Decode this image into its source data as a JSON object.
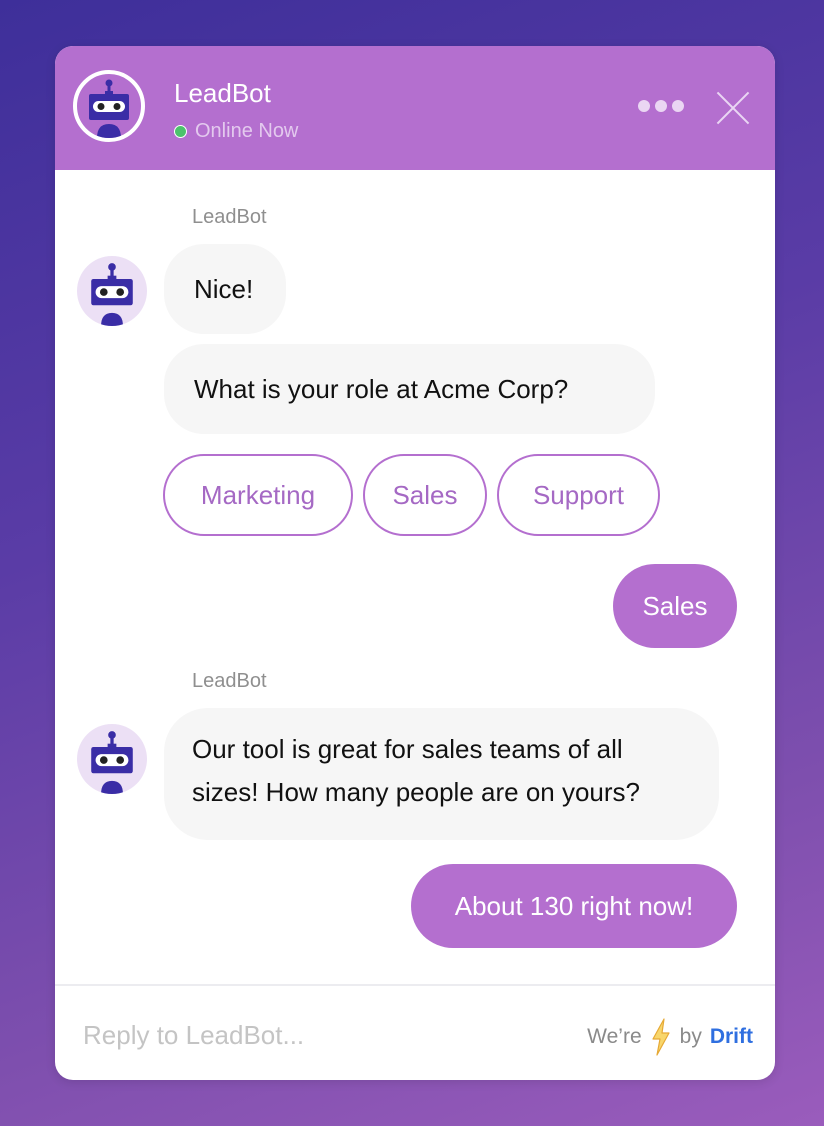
{
  "header": {
    "bot_name": "LeadBot",
    "status": "Online Now",
    "status_color": "#4cc26c",
    "more_icon": "ellipsis-icon",
    "close_icon": "close-icon"
  },
  "conversation": {
    "block1": {
      "sender": "LeadBot",
      "messages": [
        "Nice!",
        "What is your role at Acme Corp?"
      ],
      "options": [
        "Marketing",
        "Sales",
        "Support"
      ]
    },
    "user_reply1": "Sales",
    "block2": {
      "sender": "LeadBot",
      "message_line1": "Our tool is great for sales teams of all",
      "message_line2": "sizes! How many people are on yours?"
    },
    "user_reply2": "About 130 right now!"
  },
  "footer": {
    "reply_placeholder": "Reply to LeadBot...",
    "powered_prefix": "We’re",
    "powered_icon": "lightning-bolt-icon",
    "powered_by": "by",
    "brand": "Drift"
  },
  "colors": {
    "accent": "#b46fcf",
    "brand_link": "#2f6fe0",
    "bot_bubble": "#f6f6f6"
  }
}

-*-*-

• **Stated problem**: Copy all lines from the data that hold the word "icon".

• **Exercise output**:
    "more_icon": "ellipsis-icon",
    "close_icon": "close-icon"
    "powered_icon": "lightning-bolt-icon",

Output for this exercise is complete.